Supplied records:
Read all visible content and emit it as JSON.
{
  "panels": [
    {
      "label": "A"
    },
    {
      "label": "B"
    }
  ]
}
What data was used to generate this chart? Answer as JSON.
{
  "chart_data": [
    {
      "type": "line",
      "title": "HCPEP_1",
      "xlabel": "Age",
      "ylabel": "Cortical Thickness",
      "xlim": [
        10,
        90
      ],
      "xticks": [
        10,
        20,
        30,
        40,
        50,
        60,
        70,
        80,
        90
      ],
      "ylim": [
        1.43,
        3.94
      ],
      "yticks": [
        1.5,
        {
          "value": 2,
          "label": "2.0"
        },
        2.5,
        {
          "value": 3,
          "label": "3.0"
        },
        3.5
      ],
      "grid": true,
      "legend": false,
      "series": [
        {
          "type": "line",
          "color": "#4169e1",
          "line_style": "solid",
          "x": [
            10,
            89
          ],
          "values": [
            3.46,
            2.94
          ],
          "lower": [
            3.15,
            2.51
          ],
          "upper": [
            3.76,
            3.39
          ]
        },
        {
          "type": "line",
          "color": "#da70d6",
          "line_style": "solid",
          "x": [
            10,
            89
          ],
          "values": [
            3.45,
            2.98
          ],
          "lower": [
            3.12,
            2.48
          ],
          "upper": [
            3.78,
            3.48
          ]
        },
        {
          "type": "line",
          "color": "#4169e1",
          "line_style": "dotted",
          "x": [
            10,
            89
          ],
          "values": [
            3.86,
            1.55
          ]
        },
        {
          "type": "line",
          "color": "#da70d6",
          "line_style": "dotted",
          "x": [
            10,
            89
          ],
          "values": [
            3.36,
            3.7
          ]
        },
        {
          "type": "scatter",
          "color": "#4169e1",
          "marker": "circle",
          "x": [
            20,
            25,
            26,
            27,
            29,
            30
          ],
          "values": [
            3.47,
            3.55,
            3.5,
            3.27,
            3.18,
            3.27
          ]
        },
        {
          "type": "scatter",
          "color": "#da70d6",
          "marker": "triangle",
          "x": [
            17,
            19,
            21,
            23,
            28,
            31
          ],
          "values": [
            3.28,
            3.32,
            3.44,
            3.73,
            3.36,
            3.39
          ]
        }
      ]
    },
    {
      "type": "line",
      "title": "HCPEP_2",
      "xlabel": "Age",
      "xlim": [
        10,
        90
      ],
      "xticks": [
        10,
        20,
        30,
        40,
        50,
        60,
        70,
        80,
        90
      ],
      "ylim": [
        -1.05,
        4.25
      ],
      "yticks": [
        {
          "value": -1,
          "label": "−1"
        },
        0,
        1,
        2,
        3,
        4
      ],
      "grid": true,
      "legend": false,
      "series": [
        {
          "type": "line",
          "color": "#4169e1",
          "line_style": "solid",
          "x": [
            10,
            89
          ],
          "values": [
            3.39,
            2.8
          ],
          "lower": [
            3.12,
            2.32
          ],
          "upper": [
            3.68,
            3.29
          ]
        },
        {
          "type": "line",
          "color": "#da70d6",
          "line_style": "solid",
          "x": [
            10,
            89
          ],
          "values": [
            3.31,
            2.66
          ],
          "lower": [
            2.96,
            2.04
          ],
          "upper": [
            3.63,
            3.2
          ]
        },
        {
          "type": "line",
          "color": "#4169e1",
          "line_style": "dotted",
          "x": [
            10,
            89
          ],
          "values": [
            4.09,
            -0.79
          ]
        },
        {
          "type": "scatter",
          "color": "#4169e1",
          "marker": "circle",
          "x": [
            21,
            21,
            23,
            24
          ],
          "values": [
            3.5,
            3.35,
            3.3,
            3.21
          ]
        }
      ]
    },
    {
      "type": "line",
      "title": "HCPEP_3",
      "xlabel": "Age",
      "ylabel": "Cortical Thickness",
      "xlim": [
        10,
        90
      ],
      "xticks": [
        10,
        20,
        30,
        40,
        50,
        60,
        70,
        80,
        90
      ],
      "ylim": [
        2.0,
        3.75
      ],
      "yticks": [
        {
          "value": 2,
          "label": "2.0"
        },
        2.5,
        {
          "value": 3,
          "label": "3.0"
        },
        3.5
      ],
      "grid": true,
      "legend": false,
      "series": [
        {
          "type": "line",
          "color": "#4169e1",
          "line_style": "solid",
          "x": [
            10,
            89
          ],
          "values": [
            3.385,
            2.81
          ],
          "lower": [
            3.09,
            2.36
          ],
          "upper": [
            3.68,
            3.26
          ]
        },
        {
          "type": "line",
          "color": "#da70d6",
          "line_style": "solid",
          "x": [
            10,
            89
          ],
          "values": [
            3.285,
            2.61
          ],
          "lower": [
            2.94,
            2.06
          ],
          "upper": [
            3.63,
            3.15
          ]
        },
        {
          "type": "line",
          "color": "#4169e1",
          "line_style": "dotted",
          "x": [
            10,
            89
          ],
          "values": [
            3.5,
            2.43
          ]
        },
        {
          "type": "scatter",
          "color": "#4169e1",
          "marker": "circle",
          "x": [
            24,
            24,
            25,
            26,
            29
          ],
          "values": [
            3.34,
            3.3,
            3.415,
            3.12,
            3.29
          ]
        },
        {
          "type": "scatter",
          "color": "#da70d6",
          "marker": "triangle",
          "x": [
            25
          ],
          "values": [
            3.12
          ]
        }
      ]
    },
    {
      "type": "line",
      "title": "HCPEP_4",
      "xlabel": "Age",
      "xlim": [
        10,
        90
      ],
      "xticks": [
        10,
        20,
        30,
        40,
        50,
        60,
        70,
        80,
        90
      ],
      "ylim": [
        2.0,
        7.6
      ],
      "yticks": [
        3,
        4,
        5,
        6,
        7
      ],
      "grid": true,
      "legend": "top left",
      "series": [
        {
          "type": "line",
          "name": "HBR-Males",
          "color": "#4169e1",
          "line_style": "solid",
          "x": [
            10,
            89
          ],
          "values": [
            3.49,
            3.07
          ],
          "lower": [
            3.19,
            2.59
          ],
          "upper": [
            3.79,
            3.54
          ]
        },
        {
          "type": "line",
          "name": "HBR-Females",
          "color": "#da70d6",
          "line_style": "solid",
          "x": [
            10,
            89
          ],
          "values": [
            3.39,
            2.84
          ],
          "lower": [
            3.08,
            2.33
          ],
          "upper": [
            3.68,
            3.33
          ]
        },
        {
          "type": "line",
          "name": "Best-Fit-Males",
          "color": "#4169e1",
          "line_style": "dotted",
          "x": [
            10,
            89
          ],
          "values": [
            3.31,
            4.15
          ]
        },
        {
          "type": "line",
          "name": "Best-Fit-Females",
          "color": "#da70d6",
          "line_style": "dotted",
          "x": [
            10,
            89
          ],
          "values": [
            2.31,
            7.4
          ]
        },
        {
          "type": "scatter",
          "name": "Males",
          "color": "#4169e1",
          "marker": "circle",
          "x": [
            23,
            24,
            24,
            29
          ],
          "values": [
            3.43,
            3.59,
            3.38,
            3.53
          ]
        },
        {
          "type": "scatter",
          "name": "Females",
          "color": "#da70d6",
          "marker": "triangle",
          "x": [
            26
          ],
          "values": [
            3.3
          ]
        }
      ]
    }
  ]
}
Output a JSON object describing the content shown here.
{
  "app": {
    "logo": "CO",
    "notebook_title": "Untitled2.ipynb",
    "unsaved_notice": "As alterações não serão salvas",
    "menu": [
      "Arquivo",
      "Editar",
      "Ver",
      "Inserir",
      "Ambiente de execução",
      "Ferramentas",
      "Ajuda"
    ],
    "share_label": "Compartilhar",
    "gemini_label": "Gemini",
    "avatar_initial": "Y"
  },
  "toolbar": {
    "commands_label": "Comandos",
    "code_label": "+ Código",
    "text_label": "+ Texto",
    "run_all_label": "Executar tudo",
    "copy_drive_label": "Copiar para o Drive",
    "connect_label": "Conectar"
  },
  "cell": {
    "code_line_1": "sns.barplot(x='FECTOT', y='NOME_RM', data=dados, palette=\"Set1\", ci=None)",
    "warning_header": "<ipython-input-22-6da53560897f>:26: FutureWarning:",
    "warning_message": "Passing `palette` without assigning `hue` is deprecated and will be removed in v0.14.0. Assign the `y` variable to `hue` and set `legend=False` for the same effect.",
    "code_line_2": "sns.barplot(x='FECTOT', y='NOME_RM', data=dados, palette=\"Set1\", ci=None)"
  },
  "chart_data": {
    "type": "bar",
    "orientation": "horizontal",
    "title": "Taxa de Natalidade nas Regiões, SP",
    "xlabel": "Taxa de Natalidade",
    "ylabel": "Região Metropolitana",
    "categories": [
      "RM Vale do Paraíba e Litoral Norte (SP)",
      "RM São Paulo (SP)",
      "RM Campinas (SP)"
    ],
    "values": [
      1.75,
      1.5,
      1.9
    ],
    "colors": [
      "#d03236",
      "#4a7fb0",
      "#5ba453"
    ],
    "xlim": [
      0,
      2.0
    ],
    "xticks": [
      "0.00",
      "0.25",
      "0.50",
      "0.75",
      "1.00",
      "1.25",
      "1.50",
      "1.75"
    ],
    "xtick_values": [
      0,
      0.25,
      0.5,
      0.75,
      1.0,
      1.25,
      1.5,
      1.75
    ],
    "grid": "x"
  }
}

Stated exercise:
Where does the word "palette" appear in the listing? List each line that holds it.

Output:
    "code_line_1": "sns.barplot(x='FECTOT', y='NOME_RM', data=dados, palette=\"Set1\", ci=None)",
    "warning_message": "Passing `palette` without assigning `hue` is deprecated and will be removed in v0.14.0. Assign the `y` variable to `hue` and set `legend=False` for the same effect.",
    "code_line_2": "sns.barplot(x='FECTOT', y='NOME_RM', data=dados, palette=\"Set1\", ci=None)"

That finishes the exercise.